- Set task -
For each line below that includes the word "after", make a copy.

(Data excerpts)
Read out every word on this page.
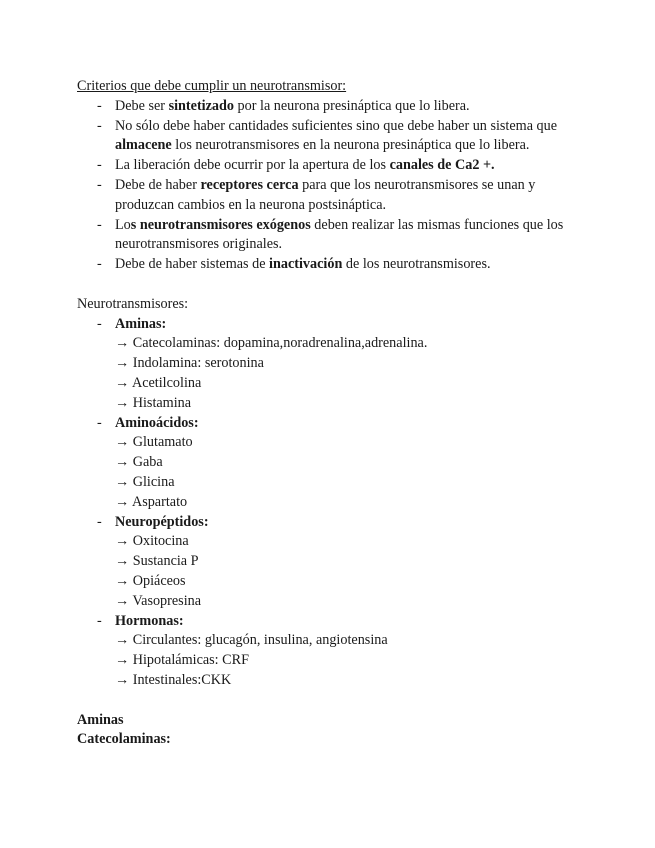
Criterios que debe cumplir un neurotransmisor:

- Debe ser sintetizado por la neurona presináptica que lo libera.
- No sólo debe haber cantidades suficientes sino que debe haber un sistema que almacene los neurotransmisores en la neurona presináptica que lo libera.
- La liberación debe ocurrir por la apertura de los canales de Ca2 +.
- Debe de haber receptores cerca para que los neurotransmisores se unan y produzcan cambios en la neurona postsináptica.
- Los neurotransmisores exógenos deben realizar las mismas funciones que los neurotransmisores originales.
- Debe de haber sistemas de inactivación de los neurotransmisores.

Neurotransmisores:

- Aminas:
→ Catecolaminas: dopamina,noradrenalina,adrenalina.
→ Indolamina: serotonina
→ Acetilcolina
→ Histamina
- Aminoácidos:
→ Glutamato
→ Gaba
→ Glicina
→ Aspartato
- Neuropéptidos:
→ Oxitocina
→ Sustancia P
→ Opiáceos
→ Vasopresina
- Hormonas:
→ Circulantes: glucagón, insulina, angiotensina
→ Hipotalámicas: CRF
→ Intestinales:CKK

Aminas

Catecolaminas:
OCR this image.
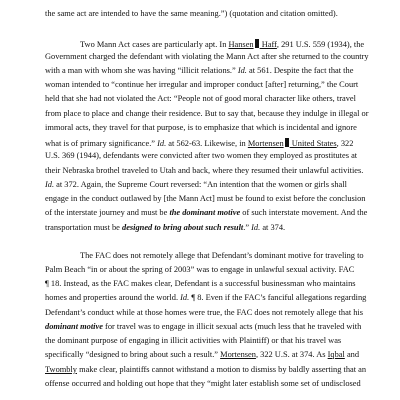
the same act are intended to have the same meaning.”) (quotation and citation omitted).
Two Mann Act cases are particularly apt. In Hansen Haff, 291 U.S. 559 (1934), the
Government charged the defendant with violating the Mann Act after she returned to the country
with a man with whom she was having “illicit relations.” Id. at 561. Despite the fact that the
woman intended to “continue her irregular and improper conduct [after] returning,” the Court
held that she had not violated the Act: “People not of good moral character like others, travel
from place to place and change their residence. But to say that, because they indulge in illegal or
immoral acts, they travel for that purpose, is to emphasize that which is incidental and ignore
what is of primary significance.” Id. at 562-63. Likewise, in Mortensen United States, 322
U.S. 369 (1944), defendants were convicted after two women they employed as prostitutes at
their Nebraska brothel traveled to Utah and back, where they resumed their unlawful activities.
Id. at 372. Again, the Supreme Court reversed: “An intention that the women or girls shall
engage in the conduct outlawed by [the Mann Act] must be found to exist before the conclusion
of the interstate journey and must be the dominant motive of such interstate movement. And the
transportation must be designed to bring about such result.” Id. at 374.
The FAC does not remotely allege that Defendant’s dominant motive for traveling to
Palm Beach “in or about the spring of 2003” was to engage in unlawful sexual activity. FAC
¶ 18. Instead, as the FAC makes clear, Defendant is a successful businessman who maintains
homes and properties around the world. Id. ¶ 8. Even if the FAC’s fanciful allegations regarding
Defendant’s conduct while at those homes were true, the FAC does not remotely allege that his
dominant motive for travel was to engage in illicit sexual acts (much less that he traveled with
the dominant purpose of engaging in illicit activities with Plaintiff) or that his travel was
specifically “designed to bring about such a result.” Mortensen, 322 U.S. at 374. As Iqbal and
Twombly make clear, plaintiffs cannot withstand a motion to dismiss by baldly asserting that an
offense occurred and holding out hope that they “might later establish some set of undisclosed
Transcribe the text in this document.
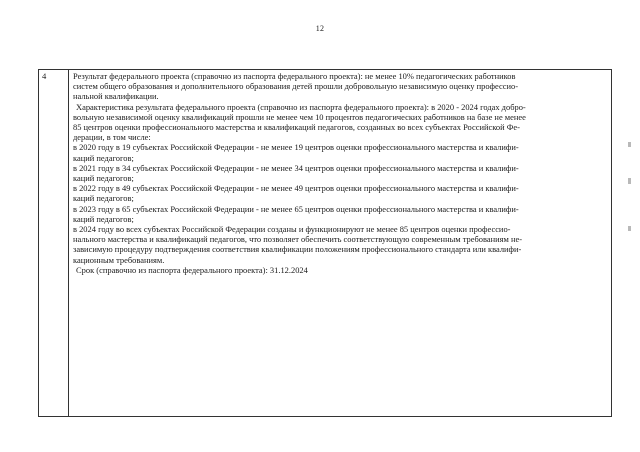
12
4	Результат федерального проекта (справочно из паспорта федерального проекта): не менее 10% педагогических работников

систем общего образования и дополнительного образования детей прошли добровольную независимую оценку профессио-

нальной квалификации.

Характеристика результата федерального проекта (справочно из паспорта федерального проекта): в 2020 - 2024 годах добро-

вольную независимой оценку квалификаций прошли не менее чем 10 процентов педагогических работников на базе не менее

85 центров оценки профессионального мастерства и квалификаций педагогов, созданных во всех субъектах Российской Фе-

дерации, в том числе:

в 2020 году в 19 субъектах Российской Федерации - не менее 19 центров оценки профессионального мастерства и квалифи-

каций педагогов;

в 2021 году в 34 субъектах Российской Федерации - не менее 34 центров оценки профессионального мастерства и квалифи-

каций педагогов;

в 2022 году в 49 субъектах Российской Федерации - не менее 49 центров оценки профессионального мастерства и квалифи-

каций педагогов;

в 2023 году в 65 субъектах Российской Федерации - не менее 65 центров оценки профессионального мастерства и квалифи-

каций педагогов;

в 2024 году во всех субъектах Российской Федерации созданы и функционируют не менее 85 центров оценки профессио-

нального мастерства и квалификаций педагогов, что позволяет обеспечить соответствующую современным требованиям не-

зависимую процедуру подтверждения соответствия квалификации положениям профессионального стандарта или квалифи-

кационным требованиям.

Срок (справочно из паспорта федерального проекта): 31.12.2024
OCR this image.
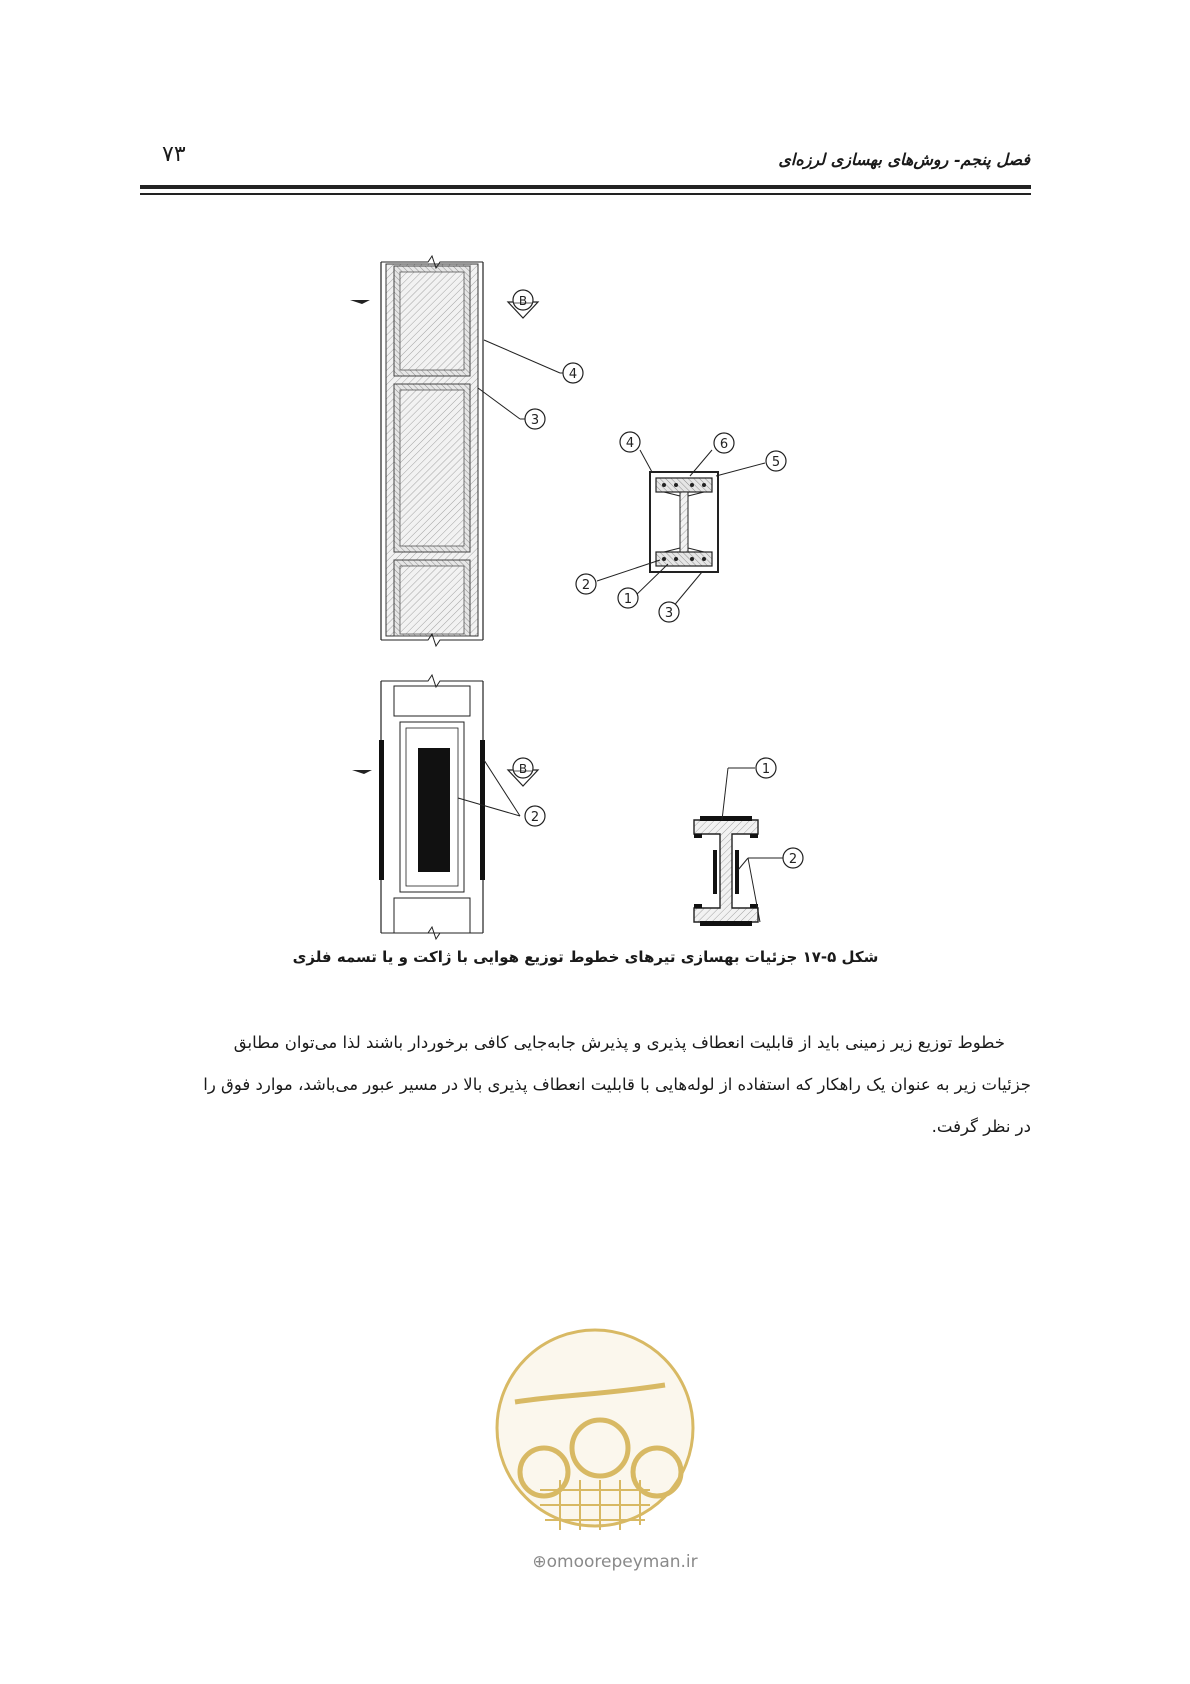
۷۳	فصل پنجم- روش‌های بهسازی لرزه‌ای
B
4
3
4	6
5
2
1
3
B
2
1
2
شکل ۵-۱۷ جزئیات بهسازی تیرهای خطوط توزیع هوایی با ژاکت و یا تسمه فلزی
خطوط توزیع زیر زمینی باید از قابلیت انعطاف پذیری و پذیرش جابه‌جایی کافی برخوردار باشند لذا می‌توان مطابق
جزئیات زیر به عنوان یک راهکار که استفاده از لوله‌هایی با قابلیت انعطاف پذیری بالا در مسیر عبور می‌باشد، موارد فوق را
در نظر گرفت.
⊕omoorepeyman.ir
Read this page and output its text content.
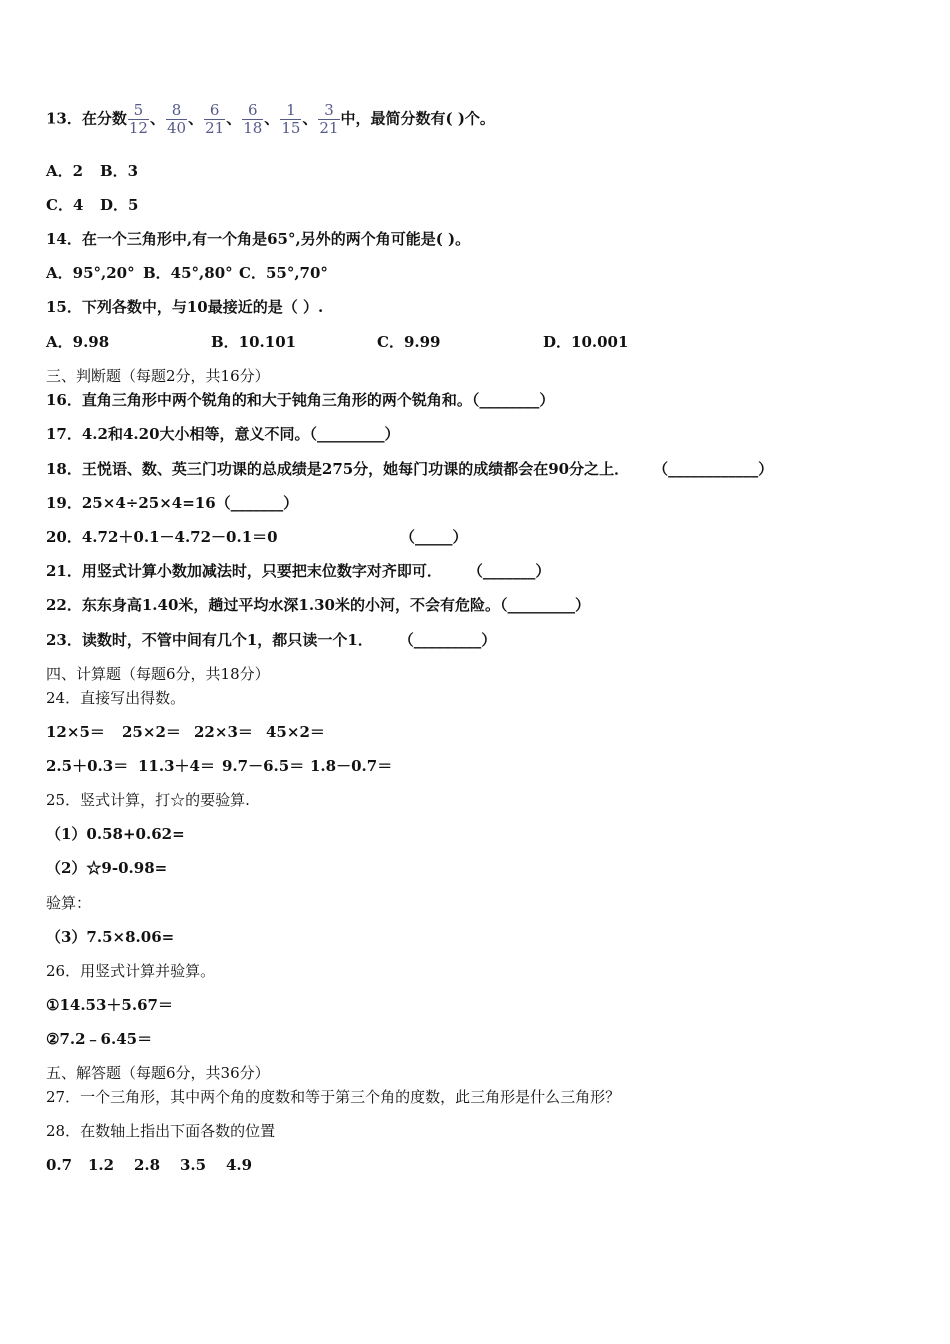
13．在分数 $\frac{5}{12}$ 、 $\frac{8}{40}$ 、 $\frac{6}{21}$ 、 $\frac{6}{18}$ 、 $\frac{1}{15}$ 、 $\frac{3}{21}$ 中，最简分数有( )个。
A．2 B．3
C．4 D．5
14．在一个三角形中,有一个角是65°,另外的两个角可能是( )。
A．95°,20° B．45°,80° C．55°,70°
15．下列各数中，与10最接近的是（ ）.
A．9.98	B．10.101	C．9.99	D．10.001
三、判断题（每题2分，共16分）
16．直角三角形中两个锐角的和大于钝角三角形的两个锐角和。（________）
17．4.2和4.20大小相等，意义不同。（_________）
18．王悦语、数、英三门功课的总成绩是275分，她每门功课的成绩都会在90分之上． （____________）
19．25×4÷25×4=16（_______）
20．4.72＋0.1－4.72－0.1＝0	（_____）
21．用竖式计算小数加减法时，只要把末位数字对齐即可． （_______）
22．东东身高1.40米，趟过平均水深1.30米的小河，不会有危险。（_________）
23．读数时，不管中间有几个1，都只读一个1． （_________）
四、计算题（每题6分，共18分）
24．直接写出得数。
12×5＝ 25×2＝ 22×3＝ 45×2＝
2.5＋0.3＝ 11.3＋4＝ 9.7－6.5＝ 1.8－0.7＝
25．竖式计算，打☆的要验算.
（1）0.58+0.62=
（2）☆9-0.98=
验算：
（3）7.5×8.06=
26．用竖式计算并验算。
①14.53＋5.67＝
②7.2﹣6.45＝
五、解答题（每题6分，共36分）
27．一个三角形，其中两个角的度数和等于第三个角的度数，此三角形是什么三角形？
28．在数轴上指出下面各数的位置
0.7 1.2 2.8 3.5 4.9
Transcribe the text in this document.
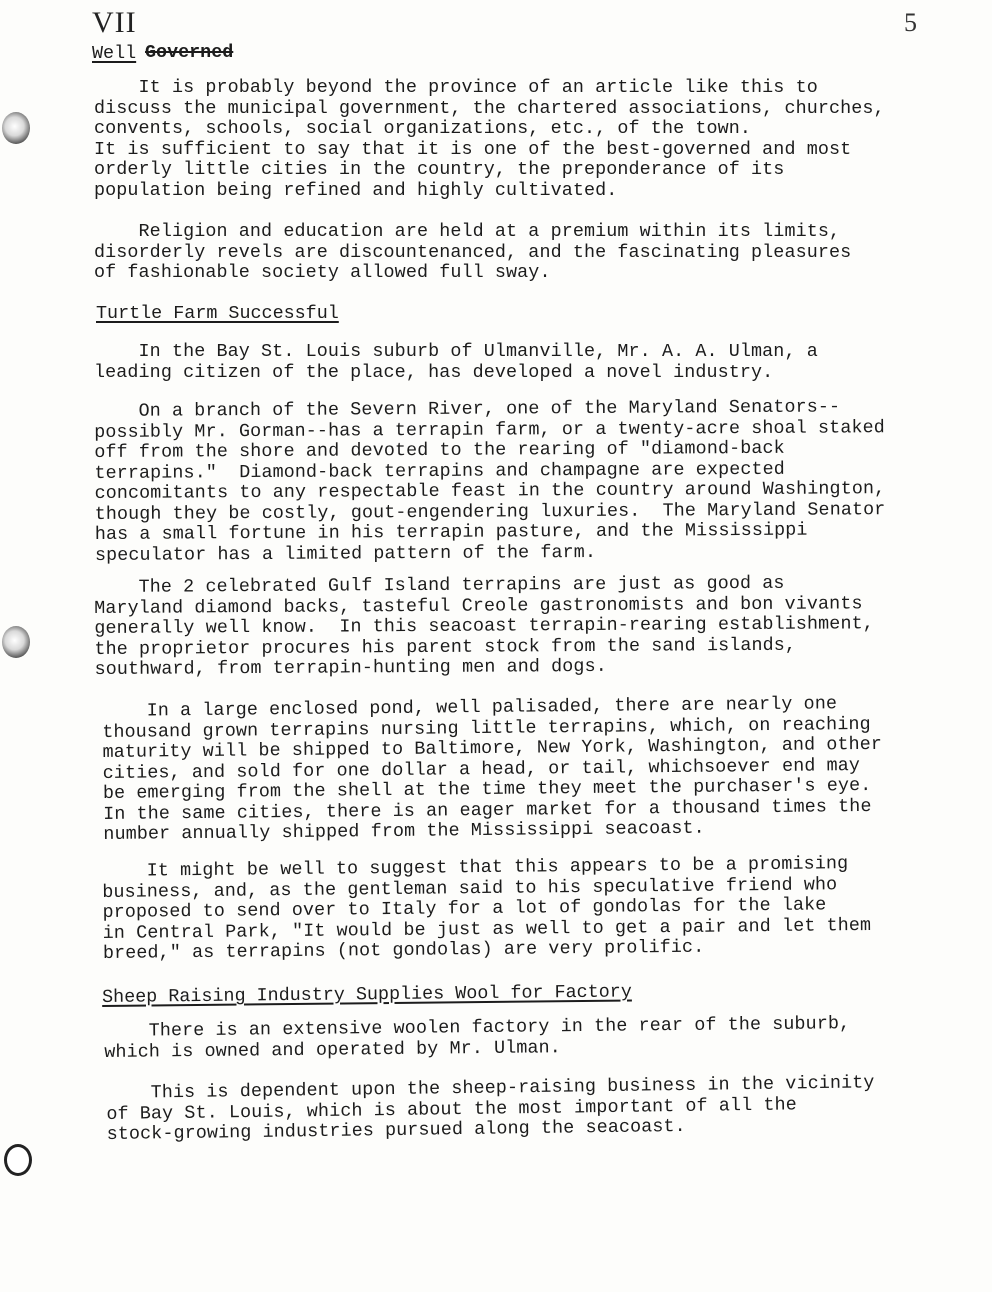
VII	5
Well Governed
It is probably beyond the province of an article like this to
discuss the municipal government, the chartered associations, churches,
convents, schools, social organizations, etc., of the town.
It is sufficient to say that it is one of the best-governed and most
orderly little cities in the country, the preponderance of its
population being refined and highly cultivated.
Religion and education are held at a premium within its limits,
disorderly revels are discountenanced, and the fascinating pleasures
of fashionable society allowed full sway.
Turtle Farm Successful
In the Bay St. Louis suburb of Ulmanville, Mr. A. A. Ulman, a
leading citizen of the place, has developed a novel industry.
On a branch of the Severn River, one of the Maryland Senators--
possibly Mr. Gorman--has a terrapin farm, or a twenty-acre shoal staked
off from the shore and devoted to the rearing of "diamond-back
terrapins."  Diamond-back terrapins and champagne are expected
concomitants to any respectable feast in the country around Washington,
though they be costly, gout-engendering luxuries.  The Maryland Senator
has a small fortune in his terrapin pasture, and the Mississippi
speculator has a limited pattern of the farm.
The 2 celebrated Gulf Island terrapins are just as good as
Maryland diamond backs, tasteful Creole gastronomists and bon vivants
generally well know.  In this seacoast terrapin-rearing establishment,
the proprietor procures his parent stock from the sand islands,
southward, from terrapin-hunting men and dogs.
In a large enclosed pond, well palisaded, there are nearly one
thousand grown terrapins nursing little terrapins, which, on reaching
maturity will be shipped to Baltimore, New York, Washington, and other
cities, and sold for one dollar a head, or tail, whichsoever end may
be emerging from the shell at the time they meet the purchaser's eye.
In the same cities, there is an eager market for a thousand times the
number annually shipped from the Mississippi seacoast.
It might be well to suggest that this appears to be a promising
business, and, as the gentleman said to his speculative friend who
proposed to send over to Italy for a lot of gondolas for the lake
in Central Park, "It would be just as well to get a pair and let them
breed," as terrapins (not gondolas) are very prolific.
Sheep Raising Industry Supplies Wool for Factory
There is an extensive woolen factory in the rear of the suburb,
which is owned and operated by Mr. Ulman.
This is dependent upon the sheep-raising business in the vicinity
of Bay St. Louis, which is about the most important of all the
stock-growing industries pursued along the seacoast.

- Solution to the problem -
Government charged the defendant with violating the Mann Act after she returned to the country
woman intended to “continue her irregular and improper conduct [after] returning,” the Court
U.S. 369 (1944), defendants were convicted after two women they employed as prostitutes at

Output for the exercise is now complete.